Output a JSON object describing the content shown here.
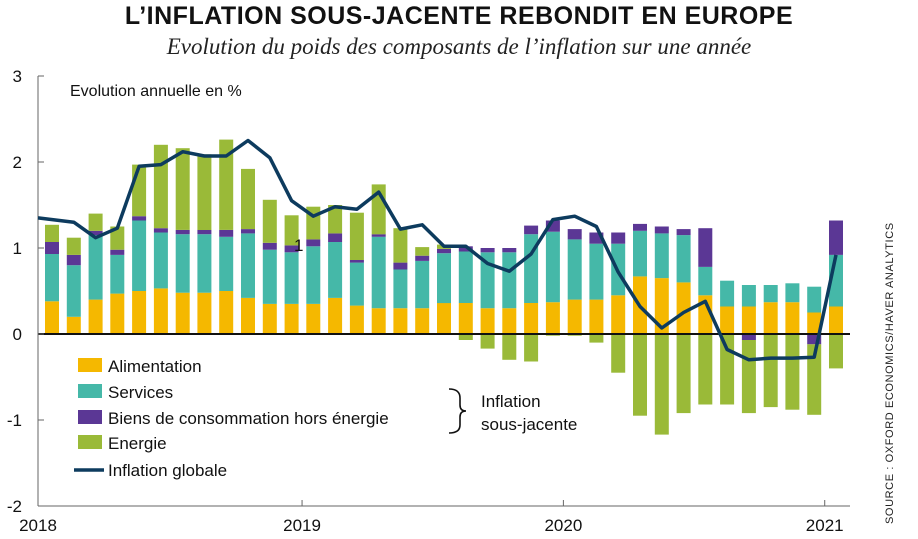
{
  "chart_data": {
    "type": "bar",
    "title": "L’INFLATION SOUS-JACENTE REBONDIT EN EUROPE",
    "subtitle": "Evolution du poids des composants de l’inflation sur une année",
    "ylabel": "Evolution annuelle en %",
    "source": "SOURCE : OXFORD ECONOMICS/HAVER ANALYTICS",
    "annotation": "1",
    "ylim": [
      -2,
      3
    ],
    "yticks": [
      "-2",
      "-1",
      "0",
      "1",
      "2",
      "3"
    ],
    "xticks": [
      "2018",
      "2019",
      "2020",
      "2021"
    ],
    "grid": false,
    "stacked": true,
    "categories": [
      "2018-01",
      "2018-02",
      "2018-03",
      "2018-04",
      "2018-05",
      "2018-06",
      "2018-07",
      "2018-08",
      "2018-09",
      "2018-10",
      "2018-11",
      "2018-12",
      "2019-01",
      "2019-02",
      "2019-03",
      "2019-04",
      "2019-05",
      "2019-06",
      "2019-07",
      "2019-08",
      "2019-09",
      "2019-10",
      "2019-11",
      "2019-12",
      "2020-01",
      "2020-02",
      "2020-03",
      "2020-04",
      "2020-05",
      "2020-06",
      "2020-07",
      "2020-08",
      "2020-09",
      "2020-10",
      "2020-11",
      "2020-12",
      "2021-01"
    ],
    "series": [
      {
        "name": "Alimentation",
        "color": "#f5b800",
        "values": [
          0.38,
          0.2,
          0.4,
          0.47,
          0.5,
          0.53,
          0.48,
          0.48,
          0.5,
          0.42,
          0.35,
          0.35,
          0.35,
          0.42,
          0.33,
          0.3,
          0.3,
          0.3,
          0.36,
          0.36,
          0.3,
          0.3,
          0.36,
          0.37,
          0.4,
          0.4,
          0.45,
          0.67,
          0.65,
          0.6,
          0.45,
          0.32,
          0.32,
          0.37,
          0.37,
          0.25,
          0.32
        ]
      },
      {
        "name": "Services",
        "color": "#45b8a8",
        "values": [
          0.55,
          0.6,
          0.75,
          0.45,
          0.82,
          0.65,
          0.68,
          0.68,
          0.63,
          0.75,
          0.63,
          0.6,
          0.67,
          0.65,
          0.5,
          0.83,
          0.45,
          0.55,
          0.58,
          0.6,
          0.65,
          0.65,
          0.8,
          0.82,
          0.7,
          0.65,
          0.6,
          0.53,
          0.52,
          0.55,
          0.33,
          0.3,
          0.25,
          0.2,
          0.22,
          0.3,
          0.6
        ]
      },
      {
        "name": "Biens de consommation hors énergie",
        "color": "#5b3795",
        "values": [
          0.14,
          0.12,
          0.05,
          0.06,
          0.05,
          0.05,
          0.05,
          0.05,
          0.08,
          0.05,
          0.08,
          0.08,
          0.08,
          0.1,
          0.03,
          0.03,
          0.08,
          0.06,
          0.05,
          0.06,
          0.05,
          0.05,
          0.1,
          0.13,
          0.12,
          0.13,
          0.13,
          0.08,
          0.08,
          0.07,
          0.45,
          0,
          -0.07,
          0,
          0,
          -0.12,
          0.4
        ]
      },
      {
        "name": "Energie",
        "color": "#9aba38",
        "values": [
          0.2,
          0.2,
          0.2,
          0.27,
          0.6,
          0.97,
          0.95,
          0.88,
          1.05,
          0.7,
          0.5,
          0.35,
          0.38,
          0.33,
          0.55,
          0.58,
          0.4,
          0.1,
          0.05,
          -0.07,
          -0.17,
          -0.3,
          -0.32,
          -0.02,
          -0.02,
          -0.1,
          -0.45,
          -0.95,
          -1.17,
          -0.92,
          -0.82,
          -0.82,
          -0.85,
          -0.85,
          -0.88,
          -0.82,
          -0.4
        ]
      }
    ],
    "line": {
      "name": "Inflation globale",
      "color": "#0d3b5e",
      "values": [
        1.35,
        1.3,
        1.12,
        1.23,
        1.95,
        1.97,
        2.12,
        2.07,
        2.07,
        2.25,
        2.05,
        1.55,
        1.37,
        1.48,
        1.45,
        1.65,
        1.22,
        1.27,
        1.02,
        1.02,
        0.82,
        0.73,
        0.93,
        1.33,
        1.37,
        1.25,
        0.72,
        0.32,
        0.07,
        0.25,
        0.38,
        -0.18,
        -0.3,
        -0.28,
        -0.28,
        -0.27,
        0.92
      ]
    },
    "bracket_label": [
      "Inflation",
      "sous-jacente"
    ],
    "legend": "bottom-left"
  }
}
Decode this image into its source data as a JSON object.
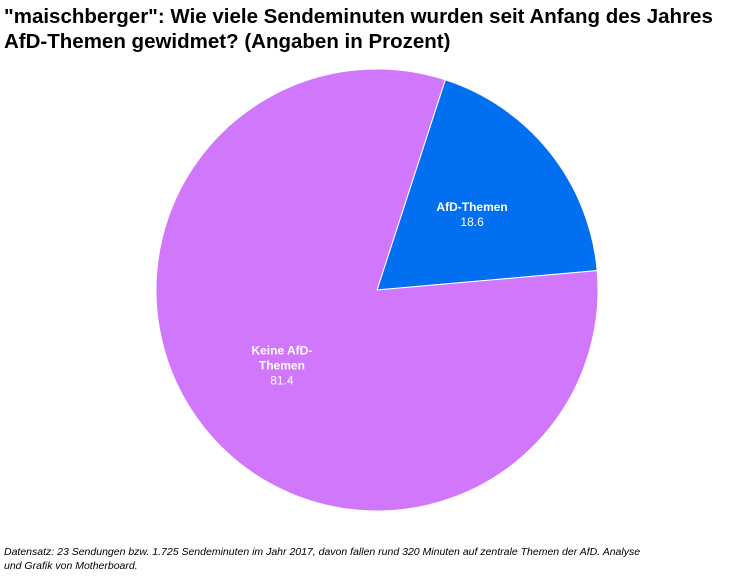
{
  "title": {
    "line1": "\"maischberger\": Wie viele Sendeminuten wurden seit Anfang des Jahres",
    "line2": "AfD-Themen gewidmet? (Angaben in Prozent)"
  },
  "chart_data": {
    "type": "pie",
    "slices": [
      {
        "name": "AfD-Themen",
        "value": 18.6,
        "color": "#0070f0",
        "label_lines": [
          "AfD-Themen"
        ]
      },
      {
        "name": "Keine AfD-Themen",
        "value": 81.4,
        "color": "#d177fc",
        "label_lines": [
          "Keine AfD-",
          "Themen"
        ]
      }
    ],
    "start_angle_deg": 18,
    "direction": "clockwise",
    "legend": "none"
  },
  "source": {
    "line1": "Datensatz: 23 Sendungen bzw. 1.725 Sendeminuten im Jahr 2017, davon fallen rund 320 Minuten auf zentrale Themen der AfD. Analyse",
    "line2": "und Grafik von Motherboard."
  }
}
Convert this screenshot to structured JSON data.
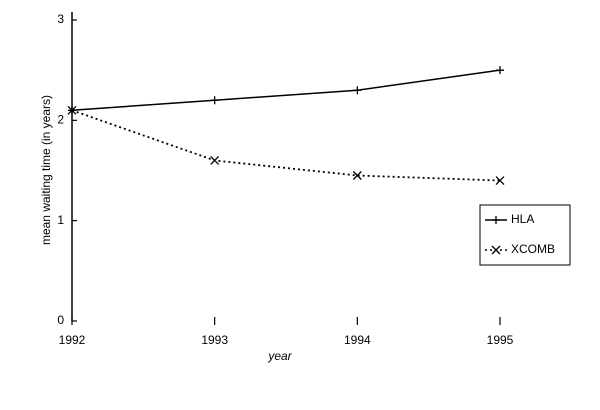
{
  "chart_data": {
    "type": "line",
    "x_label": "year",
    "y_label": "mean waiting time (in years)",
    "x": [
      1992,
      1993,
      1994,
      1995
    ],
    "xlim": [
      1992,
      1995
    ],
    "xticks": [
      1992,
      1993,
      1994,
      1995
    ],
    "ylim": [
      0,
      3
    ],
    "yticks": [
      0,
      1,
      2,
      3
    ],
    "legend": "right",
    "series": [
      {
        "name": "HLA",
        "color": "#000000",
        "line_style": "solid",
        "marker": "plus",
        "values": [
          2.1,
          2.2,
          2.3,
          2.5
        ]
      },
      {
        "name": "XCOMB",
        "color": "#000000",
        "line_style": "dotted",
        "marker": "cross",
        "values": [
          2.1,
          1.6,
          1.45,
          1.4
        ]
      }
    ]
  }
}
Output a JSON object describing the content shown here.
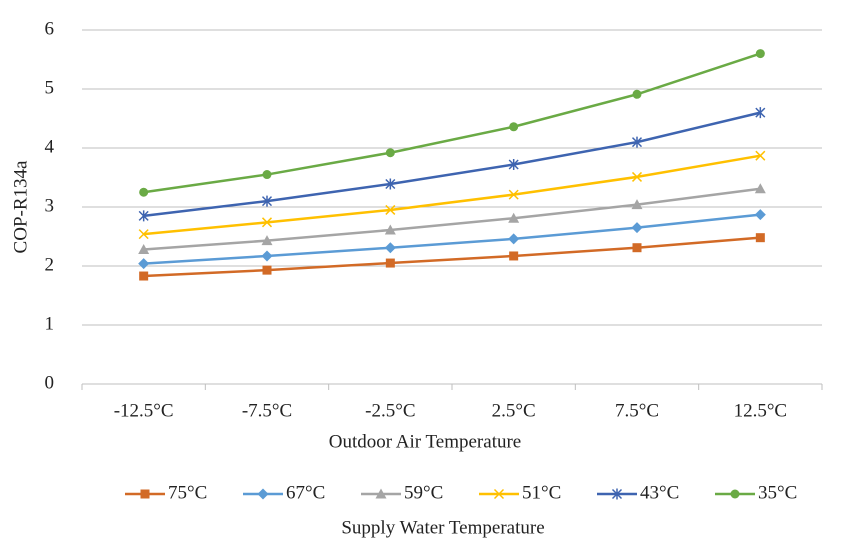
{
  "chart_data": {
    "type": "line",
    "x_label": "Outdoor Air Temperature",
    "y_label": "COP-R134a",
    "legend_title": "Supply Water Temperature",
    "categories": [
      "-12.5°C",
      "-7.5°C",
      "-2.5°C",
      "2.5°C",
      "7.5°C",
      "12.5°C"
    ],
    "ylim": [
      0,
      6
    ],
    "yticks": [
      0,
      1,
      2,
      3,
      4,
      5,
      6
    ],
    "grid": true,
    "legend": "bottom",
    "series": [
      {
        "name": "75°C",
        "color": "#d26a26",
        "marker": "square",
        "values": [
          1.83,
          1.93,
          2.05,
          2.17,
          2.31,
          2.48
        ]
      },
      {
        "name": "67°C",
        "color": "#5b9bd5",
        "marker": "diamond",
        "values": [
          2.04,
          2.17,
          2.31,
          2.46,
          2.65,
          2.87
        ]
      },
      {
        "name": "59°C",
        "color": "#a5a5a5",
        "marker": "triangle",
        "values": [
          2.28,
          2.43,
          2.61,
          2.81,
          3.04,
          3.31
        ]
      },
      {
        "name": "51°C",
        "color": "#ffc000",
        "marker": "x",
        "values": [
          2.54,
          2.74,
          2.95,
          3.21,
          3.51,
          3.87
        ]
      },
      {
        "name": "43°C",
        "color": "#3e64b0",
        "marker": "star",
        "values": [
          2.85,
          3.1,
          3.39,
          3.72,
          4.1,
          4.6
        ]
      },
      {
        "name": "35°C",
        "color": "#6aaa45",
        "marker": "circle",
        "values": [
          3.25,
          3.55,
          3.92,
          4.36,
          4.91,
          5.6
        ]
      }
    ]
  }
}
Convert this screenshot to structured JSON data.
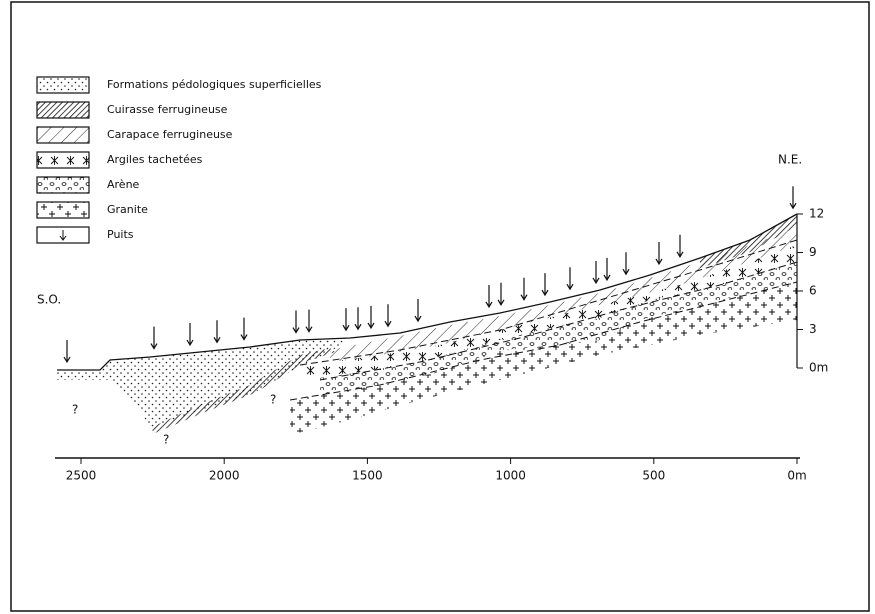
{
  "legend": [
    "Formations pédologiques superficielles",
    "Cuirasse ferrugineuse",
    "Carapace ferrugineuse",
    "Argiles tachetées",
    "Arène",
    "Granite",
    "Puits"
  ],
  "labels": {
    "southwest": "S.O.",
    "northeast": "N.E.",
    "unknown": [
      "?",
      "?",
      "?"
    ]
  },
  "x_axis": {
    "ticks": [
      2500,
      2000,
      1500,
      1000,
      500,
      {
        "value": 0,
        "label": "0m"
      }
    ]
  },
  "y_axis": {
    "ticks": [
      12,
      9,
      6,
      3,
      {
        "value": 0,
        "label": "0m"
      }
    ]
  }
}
=-=-=-=-=
Compute the number of lines above that contain the string "Temperature". Reply with that value only.

| REPLY |
2